= Instructions for the task =
Copy out each line featuring the string "JSON" from the entries beneath.

Extracted material start

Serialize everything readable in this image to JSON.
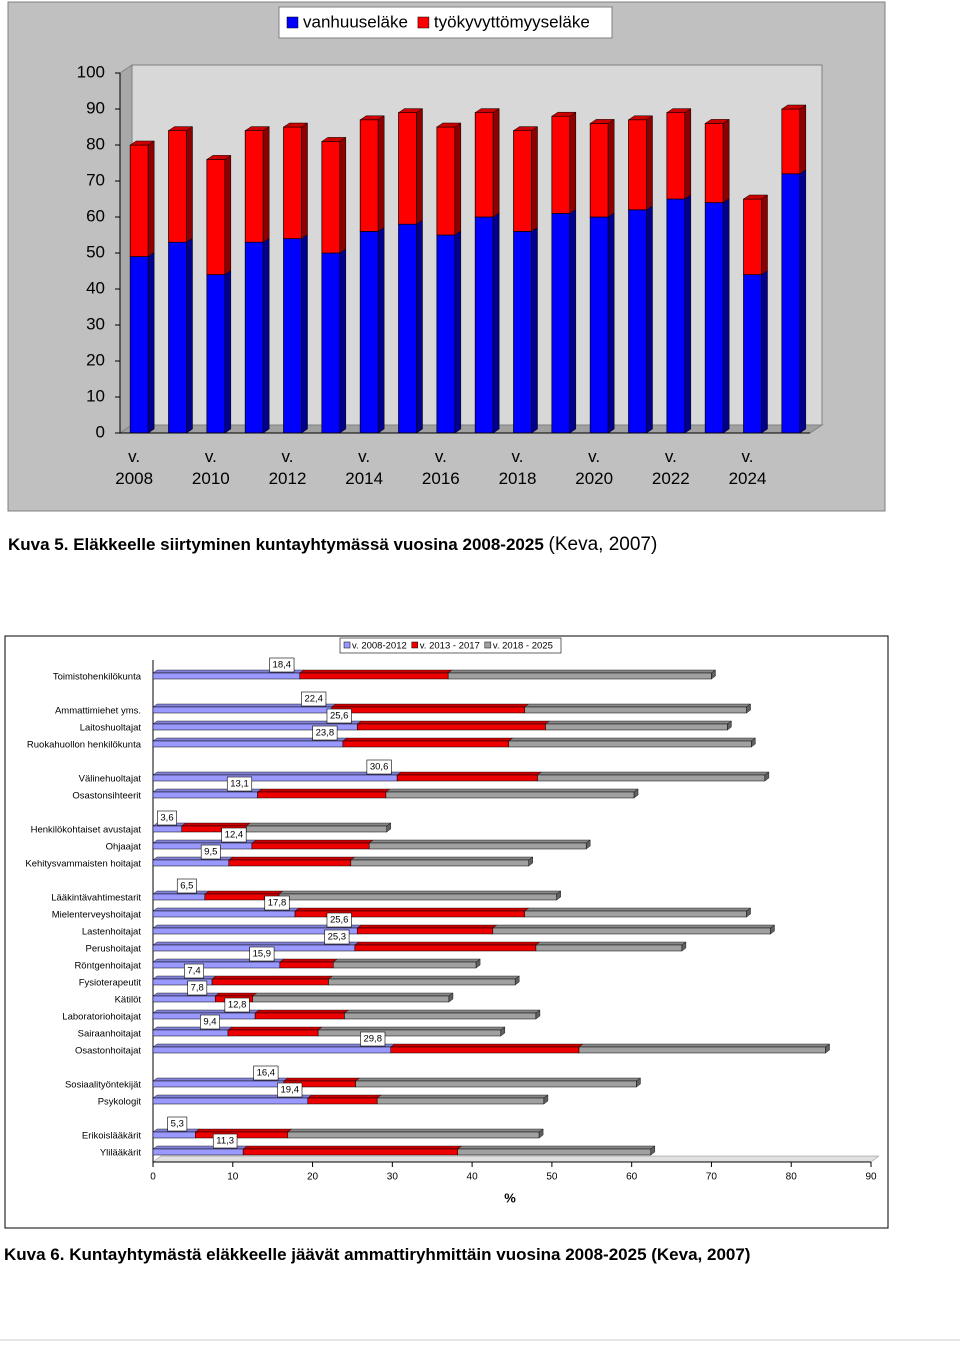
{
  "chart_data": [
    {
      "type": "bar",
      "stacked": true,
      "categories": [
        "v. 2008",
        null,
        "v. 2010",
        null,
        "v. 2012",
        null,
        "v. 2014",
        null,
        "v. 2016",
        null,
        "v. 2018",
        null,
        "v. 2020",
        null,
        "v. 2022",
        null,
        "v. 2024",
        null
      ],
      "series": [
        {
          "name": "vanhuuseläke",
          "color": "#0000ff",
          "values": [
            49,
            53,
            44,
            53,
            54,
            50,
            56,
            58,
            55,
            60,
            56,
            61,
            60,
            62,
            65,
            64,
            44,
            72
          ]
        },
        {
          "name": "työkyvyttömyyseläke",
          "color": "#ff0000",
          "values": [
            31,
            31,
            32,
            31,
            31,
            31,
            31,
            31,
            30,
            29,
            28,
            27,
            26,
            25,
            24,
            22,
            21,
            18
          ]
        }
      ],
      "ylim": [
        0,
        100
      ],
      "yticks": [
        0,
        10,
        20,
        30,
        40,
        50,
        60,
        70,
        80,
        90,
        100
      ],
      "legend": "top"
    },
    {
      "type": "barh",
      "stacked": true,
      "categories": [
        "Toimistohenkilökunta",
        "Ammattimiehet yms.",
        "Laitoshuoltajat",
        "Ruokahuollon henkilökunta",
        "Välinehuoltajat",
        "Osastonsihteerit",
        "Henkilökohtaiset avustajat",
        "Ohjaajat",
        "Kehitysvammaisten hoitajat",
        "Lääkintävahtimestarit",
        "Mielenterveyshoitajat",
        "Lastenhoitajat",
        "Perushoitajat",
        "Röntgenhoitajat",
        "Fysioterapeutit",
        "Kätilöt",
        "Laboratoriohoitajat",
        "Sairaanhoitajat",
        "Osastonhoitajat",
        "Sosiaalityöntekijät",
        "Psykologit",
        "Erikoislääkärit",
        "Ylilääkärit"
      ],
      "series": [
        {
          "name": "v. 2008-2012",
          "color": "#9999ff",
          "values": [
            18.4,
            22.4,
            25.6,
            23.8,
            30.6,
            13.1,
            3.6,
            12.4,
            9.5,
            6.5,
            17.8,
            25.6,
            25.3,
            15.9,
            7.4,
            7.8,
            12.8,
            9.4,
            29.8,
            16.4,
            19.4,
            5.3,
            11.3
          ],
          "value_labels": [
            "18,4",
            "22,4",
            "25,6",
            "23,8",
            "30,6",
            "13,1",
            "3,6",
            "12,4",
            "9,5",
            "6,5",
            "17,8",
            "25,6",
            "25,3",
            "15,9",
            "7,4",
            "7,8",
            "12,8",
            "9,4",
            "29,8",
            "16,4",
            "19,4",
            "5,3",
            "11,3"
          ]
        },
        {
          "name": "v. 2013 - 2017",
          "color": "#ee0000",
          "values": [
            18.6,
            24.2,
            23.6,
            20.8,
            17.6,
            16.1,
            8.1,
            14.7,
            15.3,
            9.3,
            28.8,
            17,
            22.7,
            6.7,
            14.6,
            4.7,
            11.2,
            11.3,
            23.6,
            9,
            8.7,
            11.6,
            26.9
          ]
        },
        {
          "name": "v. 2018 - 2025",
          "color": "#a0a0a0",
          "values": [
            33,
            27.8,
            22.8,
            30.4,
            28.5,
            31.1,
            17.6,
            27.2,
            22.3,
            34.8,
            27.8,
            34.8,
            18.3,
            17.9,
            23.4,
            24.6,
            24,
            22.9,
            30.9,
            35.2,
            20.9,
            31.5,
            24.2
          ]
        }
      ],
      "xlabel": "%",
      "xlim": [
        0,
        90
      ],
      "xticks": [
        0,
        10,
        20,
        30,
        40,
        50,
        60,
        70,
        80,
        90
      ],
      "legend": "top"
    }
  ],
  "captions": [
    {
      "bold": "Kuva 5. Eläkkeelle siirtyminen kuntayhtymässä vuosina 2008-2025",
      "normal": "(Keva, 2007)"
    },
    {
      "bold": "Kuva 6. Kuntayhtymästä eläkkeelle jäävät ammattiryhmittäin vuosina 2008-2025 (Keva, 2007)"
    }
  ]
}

Extracted material end
Extracted material start

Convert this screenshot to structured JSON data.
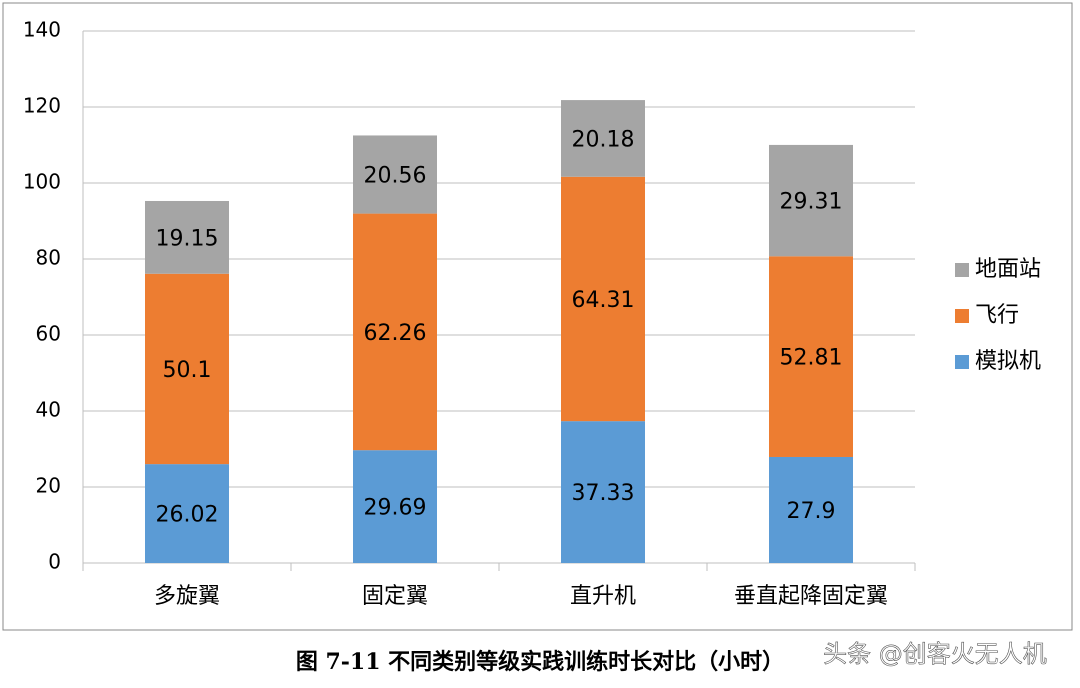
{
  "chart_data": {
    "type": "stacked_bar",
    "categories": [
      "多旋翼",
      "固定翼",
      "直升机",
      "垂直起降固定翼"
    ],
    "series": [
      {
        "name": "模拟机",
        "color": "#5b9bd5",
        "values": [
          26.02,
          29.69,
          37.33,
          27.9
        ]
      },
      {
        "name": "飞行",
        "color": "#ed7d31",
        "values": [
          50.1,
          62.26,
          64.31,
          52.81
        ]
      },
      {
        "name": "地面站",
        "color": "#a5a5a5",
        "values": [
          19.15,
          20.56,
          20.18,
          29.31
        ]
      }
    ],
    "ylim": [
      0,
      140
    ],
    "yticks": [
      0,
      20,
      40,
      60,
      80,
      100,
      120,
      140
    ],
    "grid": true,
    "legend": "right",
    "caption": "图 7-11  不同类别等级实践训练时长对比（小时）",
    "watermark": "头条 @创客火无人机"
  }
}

Extracted material end

= Reply =
Serialize everything readable in this image to JSON.
Convert this screenshot to structured JSON data.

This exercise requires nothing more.